— Start of EXTRACTED RECORDS —

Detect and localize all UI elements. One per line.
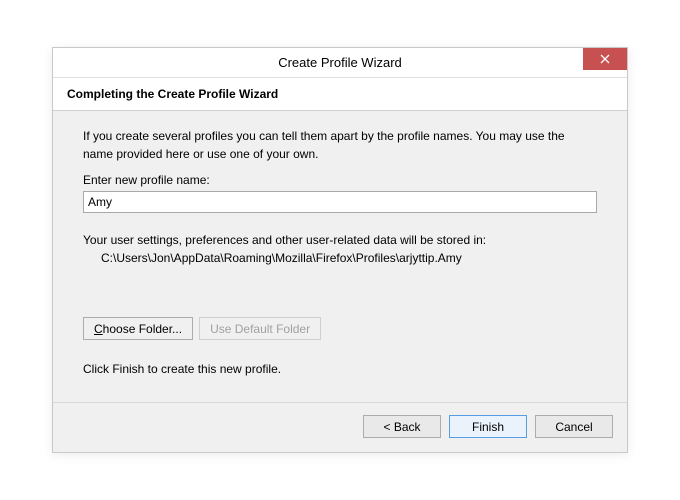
finish-button[interactable]: Finish xyxy=(449,415,527,438)
choose-folder-button[interactable]: Choose Folder... xyxy=(83,317,193,340)
back-button[interactable]: < Back xyxy=(363,415,441,438)
profile-name-label: Enter new profile name: xyxy=(83,173,597,187)
wizard-footer: < Back Finish Cancel xyxy=(53,402,627,452)
close-icon xyxy=(600,54,610,64)
wizard-body: If you create several profiles you can t… xyxy=(53,111,627,402)
storage-section: Your user settings, preferences and othe… xyxy=(83,233,597,265)
close-button[interactable] xyxy=(583,48,627,70)
wizard-subheader: Completing the Create Profile Wizard xyxy=(53,78,627,111)
intro-text: If you create several profiles you can t… xyxy=(83,127,597,163)
use-default-folder-button: Use Default Folder xyxy=(199,317,321,340)
choose-folder-rest: hoose Folder... xyxy=(103,322,182,336)
folder-button-row: Choose Folder... Use Default Folder xyxy=(83,317,597,340)
storage-path: C:\Users\Jon\AppData\Roaming\Mozilla\Fir… xyxy=(83,247,597,265)
finish-hint: Click Finish to create this new profile. xyxy=(83,362,597,376)
storage-label: Your user settings, preferences and othe… xyxy=(83,233,597,247)
choose-folder-accelerator: C xyxy=(94,322,103,336)
wizard-window: Create Profile Wizard Completing the Cre… xyxy=(52,47,628,453)
cancel-button[interactable]: Cancel xyxy=(535,415,613,438)
titlebar: Create Profile Wizard xyxy=(53,48,627,78)
window-title: Create Profile Wizard xyxy=(278,55,402,70)
profile-name-input[interactable] xyxy=(83,191,597,213)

— End of EXTRACTED RECORDS —

• _WHAT THE TASK REQUIRES_
Could you copy out every line of the material above word for word, omitting the pictures?

• _RESULT_
Detect and localize all UI elements. One per line.
finish-button[interactable]: Finish xyxy=(449,415,527,438)
choose-folder-button[interactable]: Choose Folder... xyxy=(83,317,193,340)
back-button[interactable]: < Back xyxy=(363,415,441,438)
profile-name-label: Enter new profile name: xyxy=(83,173,597,187)
wizard-footer: < Back Finish Cancel xyxy=(53,402,627,452)
close-icon xyxy=(600,54,610,64)
wizard-body: If you create several profiles you can t… xyxy=(53,111,627,402)
storage-section: Your user settings, preferences and othe… xyxy=(83,233,597,265)
close-button[interactable] xyxy=(583,48,627,70)
wizard-subheader: Completing the Create Profile Wizard xyxy=(53,78,627,111)
intro-text: If you create several profiles you can t… xyxy=(83,127,597,163)
use-default-folder-button: Use Default Folder xyxy=(199,317,321,340)
choose-folder-rest: hoose Folder... xyxy=(103,322,182,336)
folder-button-row: Choose Folder... Use Default Folder xyxy=(83,317,597,340)
storage-path: C:\Users\Jon\AppData\Roaming\Mozilla\Fir… xyxy=(83,247,597,265)
finish-hint: Click Finish to create this new profile. xyxy=(83,362,597,376)
storage-label: Your user settings, preferences and othe… xyxy=(83,233,597,247)
choose-folder-accelerator: C xyxy=(94,322,103,336)
wizard-window: Create Profile Wizard Completing the Cre… xyxy=(52,47,628,453)
cancel-button[interactable]: Cancel xyxy=(535,415,613,438)
titlebar: Create Profile Wizard xyxy=(53,48,627,78)
window-title: Create Profile Wizard xyxy=(278,55,402,70)
profile-name-input[interactable] xyxy=(83,191,597,213)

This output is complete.